CHALLENGE. Can you retype every record below exactly as written?

DATA LINES.
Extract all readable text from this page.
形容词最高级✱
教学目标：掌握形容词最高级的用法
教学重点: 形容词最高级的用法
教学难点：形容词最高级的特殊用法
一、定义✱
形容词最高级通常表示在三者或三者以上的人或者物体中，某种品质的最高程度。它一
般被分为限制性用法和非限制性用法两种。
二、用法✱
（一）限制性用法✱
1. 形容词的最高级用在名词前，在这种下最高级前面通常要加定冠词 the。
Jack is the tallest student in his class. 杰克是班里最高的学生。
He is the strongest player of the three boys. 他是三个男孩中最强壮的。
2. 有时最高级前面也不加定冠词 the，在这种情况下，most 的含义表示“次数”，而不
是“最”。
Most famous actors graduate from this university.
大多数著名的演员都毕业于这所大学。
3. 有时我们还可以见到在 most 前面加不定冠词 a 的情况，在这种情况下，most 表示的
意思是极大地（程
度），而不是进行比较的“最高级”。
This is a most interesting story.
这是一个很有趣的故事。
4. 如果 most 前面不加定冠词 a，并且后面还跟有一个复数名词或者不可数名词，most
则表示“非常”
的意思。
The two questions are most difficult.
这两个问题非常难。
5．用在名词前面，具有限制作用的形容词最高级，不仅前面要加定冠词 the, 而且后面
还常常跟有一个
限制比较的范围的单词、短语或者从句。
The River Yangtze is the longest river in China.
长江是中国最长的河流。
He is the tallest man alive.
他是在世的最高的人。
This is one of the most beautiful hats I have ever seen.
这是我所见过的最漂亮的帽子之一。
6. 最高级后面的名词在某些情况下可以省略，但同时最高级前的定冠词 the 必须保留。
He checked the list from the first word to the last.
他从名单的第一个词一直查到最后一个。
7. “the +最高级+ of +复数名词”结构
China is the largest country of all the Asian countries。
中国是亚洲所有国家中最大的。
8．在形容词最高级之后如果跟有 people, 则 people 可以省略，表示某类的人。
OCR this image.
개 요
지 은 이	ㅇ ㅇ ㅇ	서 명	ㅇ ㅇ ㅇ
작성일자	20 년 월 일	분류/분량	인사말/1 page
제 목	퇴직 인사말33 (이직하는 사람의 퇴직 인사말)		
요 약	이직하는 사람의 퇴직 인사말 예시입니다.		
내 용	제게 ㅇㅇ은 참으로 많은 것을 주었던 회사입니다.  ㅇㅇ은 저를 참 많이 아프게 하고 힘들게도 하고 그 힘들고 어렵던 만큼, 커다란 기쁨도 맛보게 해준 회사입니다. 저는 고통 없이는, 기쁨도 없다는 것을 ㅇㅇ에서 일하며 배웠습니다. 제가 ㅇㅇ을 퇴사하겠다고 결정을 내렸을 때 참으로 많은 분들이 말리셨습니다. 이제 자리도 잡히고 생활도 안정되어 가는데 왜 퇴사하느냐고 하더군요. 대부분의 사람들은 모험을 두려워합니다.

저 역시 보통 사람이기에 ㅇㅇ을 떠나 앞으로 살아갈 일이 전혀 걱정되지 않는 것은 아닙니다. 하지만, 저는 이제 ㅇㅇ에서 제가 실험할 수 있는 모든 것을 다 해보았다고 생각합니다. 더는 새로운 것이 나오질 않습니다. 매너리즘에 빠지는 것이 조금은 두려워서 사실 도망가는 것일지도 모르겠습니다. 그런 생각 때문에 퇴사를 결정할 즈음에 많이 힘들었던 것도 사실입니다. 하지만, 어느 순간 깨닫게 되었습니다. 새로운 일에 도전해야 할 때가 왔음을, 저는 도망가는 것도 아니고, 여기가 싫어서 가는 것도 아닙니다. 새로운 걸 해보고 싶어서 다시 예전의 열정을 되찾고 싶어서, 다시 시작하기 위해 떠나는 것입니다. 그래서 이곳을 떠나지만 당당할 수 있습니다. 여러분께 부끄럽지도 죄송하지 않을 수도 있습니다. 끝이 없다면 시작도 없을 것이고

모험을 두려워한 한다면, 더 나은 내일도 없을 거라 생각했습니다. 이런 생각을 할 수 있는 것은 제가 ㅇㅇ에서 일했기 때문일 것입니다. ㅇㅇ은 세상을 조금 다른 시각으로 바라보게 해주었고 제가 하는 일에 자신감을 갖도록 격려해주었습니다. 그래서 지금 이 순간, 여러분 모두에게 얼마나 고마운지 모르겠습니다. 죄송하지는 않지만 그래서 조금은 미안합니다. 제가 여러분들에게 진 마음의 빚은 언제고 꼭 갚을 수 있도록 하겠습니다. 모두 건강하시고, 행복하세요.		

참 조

ANSWER FOR THIS EXERCISE.
Extract all readable text from this page.
形容词最高级✱
教学目标：掌握形容词最高级的用法
教学重点: 形容词最高级的用法
教学难点：形容词最高级的特殊用法
一、定义✱
形容词最高级通常表示在三者或三者以上的人或者物体中，某种品质的最高程度。它一
般被分为限制性用法和非限制性用法两种。
二、用法✱
（一）限制性用法✱
1. 形容词的最高级用在名词前，在这种下最高级前面通常要加定冠词 the。
Jack is the tallest student in his class. 杰克是班里最高的学生。
He is the strongest player of the three boys. 他是三个男孩中最强壮的。
2. 有时最高级前面也不加定冠词 the，在这种情况下，most 的含义表示“次数”，而不
是“最”。
Most famous actors graduate from this university.
大多数著名的演员都毕业于这所大学。
3. 有时我们还可以见到在 most 前面加不定冠词 a 的情况，在这种情况下，most 表示的
意思是极大地（程
度），而不是进行比较的“最高级”。
This is a most interesting story.
这是一个很有趣的故事。
4. 如果 most 前面不加定冠词 a，并且后面还跟有一个复数名词或者不可数名词，most
则表示“非常”
的意思。
The two questions are most difficult.
这两个问题非常难。
5．用在名词前面，具有限制作用的形容词最高级，不仅前面要加定冠词 the, 而且后面
还常常跟有一个
限制比较的范围的单词、短语或者从句。
The River Yangtze is the longest river in China.
长江是中国最长的河流。
He is the tallest man alive.
他是在世的最高的人。
This is one of the most beautiful hats I have ever seen.
这是我所见过的最漂亮的帽子之一。
6. 最高级后面的名词在某些情况下可以省略，但同时最高级前的定冠词 the 必须保留。
He checked the list from the first word to the last.
他从名单的第一个词一直查到最后一个。
7. “the +最高级+ of +复数名词”结构
China is the largest country of all the Asian countries。
中国是亚洲所有国家中最大的。
8．在形容词最高级之后如果跟有 people, 则 people 可以省略，表示某类的人。
OCR this image.
개 요
지 은 이	ㅇ ㅇ ㅇ	서 명	ㅇ ㅇ ㅇ
작성일자	20 년 월 일	분류/분량	인사말/1 page
제 목	퇴직 인사말33 (이직하는 사람의 퇴직 인사말)		
요 약	이직하는 사람의 퇴직 인사말 예시입니다.		
내 용	제게 ㅇㅇ은 참으로 많은 것을 주었던 회사입니다.  ㅇㅇ은 저를 참 많이 아프게 하고 힘들게도 하고 그 힘들고 어렵던 만큼, 커다란 기쁨도 맛보게 해준 회사입니다. 저는 고통 없이는, 기쁨도 없다는 것을 ㅇㅇ에서 일하며 배웠습니다. 제가 ㅇㅇ을 퇴사하겠다고 결정을 내렸을 때 참으로 많은 분들이 말리셨습니다. 이제 자리도 잡히고 생활도 안정되어 가는데 왜 퇴사하느냐고 하더군요. 대부분의 사람들은 모험을 두려워합니다.

저 역시 보통 사람이기에 ㅇㅇ을 떠나 앞으로 살아갈 일이 전혀 걱정되지 않는 것은 아닙니다. 하지만, 저는 이제 ㅇㅇ에서 제가 실험할 수 있는 모든 것을 다 해보았다고 생각합니다. 더는 새로운 것이 나오질 않습니다. 매너리즘에 빠지는 것이 조금은 두려워서 사실 도망가는 것일지도 모르겠습니다. 그런 생각 때문에 퇴사를 결정할 즈음에 많이 힘들었던 것도 사실입니다. 하지만, 어느 순간 깨닫게 되었습니다. 새로운 일에 도전해야 할 때가 왔음을, 저는 도망가는 것도 아니고, 여기가 싫어서 가는 것도 아닙니다. 새로운 걸 해보고 싶어서 다시 예전의 열정을 되찾고 싶어서, 다시 시작하기 위해 떠나는 것입니다. 그래서 이곳을 떠나지만 당당할 수 있습니다. 여러분께 부끄럽지도 죄송하지 않을 수도 있습니다. 끝이 없다면 시작도 없을 것이고

모험을 두려워한 한다면, 더 나은 내일도 없을 거라 생각했습니다. 이런 생각을 할 수 있는 것은 제가 ㅇㅇ에서 일했기 때문일 것입니다. ㅇㅇ은 세상을 조금 다른 시각으로 바라보게 해주었고 제가 하는 일에 자신감을 갖도록 격려해주었습니다. 그래서 지금 이 순간, 여러분 모두에게 얼마나 고마운지 모르겠습니다. 죄송하지는 않지만 그래서 조금은 미안합니다. 제가 여러분들에게 진 마음의 빚은 언제고 꼭 갚을 수 있도록 하겠습니다. 모두 건강하시고, 행복하세요.		

참 조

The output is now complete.